Records from a data collection
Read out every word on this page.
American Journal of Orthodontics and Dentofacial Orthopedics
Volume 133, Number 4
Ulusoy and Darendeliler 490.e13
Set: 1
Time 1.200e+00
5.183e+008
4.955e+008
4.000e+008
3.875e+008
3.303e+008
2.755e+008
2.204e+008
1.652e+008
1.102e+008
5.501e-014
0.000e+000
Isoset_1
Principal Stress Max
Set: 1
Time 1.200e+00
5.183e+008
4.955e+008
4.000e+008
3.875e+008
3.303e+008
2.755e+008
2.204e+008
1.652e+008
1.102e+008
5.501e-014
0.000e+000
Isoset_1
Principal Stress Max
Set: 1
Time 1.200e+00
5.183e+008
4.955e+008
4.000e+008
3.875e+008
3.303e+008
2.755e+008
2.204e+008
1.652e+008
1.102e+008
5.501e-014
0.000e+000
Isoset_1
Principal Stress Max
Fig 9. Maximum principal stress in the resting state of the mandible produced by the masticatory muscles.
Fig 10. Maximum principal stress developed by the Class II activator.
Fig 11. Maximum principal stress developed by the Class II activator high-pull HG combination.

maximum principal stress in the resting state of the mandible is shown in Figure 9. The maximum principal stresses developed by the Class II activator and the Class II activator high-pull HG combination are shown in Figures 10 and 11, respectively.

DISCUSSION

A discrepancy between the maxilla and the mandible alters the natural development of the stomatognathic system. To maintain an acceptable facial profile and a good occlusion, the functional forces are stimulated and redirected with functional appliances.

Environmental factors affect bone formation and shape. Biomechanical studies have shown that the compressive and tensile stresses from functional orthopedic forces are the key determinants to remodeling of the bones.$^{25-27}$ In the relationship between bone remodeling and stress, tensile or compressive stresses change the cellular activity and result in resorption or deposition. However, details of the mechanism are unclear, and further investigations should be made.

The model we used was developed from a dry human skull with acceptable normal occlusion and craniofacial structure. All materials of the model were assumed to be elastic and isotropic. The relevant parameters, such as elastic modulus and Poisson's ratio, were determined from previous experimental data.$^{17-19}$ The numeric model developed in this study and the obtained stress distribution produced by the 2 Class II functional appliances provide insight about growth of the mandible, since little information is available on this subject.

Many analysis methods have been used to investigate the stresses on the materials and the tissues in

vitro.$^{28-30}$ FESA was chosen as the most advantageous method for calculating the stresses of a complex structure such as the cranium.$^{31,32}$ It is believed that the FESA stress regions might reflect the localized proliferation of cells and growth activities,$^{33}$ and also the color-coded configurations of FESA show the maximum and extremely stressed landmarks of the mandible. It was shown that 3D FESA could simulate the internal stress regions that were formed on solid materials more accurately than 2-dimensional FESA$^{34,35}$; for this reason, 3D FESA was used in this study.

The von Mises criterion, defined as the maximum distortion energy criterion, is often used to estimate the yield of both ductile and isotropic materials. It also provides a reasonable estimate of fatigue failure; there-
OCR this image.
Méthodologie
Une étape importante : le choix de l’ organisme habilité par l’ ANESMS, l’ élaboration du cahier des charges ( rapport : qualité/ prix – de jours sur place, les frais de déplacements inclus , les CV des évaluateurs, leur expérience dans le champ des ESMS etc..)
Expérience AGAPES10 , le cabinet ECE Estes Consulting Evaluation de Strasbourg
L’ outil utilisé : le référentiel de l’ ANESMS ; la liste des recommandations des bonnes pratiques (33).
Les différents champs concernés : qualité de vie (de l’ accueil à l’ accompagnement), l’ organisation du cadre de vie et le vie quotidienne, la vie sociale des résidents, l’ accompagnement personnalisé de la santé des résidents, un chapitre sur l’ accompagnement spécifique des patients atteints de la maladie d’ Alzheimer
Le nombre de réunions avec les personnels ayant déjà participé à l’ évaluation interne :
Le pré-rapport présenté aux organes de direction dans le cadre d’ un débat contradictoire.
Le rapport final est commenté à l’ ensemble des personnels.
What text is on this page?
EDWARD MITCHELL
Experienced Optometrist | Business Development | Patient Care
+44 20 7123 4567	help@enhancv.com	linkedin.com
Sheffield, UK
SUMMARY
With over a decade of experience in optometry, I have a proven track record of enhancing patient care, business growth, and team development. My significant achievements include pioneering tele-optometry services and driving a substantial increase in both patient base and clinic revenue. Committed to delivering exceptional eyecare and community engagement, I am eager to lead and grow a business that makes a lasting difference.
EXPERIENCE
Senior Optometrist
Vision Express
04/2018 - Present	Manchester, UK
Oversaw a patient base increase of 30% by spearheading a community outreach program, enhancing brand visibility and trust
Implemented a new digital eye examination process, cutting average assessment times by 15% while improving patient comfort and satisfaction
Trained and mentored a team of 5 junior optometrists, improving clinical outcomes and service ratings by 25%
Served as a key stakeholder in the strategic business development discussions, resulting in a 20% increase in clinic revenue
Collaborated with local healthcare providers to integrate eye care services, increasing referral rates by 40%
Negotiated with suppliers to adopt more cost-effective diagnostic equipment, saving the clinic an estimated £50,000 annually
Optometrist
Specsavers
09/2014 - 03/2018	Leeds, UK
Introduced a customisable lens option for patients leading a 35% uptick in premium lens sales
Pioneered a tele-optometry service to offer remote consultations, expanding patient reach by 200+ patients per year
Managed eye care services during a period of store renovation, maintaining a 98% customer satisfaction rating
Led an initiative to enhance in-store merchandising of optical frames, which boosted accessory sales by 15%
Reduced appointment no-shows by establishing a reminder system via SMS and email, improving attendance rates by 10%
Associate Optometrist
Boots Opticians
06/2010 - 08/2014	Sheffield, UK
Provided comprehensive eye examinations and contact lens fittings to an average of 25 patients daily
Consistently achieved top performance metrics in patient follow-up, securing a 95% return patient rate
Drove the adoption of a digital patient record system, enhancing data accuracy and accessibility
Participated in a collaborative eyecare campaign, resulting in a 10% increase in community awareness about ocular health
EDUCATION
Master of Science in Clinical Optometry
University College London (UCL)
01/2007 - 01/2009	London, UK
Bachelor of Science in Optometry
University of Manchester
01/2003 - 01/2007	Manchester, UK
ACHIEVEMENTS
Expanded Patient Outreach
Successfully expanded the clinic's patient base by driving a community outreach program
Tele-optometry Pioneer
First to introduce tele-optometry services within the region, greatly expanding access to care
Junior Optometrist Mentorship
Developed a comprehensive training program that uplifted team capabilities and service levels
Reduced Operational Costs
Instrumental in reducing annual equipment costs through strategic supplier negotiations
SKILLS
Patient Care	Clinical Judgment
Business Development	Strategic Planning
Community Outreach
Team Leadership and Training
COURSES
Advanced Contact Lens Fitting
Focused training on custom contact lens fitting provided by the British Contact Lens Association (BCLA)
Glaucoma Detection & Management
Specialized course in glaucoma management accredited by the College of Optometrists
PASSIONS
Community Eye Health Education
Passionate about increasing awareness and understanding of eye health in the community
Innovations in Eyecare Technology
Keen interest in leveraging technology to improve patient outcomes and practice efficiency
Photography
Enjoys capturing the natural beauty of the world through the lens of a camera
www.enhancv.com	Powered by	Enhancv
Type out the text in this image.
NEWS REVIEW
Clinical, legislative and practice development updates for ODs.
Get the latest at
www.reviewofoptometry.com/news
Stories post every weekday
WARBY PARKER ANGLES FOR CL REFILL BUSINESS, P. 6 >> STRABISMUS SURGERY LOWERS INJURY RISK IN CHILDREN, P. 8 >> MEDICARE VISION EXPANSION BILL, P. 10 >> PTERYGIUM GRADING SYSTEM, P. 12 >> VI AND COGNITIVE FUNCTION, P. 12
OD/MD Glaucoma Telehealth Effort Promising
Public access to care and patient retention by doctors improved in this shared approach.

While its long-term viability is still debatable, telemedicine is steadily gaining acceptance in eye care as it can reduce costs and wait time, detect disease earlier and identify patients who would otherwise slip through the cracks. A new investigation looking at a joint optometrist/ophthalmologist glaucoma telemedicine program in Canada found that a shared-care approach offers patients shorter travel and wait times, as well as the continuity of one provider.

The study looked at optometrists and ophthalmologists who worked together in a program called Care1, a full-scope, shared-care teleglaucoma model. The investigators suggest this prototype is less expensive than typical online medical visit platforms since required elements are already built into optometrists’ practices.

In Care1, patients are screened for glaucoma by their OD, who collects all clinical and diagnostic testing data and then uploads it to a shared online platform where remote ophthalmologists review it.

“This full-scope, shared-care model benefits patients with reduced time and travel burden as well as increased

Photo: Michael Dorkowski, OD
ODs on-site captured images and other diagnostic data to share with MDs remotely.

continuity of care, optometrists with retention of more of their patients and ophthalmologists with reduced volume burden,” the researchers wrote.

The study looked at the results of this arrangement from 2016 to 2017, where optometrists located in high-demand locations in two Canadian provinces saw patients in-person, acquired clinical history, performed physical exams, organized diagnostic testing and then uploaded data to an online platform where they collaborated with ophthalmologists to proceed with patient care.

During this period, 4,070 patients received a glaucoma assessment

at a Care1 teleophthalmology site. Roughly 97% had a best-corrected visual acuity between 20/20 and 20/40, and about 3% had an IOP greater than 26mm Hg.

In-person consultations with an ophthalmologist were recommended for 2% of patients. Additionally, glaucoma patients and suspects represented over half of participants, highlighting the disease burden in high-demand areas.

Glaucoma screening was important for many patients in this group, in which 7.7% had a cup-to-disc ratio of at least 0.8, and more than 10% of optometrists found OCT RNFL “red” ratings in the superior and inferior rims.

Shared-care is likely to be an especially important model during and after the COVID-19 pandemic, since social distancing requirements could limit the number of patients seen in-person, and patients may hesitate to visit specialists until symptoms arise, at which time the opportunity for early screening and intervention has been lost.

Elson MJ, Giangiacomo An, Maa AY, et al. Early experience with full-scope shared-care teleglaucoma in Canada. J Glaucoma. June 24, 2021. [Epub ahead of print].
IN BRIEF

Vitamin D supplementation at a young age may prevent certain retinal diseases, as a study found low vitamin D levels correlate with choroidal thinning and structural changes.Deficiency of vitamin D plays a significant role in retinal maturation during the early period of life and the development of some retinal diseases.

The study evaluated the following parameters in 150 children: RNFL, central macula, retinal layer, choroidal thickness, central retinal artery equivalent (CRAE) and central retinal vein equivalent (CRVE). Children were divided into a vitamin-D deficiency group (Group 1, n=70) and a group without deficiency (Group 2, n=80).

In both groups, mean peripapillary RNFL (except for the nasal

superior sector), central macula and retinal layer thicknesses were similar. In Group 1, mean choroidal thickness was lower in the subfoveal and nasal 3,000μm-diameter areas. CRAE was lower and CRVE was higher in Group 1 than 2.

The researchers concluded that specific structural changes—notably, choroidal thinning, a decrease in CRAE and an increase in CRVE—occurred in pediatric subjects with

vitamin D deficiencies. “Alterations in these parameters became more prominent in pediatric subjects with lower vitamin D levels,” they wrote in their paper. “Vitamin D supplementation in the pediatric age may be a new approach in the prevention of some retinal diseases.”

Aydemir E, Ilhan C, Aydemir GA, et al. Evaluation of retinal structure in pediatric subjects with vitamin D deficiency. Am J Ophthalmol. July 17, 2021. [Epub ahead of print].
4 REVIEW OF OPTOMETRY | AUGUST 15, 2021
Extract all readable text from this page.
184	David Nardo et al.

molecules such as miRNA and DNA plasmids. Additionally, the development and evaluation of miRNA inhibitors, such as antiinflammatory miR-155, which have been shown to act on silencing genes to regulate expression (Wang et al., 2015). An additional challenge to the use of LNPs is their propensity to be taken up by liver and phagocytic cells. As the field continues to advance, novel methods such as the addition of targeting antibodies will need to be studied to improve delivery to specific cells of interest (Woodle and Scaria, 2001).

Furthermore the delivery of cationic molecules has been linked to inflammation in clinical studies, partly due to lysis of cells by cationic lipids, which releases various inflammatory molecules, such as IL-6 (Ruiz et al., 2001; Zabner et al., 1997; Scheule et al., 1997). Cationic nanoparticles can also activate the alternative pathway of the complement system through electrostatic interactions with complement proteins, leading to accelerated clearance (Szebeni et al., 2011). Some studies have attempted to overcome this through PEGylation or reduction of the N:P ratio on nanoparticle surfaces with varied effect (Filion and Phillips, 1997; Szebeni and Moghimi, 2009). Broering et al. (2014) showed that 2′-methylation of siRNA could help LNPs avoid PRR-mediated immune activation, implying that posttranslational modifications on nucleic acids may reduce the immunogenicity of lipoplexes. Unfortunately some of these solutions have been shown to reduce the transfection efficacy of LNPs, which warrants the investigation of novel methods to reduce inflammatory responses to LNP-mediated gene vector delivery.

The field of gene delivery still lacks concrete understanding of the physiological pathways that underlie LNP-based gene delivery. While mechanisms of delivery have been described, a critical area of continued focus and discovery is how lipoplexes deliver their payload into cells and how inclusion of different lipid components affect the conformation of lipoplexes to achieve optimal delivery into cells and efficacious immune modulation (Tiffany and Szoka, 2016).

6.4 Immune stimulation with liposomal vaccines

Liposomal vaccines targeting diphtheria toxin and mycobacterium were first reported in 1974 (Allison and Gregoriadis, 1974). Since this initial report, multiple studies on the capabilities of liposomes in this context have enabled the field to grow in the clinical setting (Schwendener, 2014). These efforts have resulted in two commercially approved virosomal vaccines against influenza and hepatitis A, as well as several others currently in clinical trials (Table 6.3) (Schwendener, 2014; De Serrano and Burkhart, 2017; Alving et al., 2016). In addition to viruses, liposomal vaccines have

About this exercise -
Retrieve each line of the data in which the word "outcomes" can be found.

Written response -
Trained and mentored a team of 5 junior optometrists, improving clinical outcomes and service ratings by 25%
Keen interest in leveraging technology to improve patient outcomes and practice efficiency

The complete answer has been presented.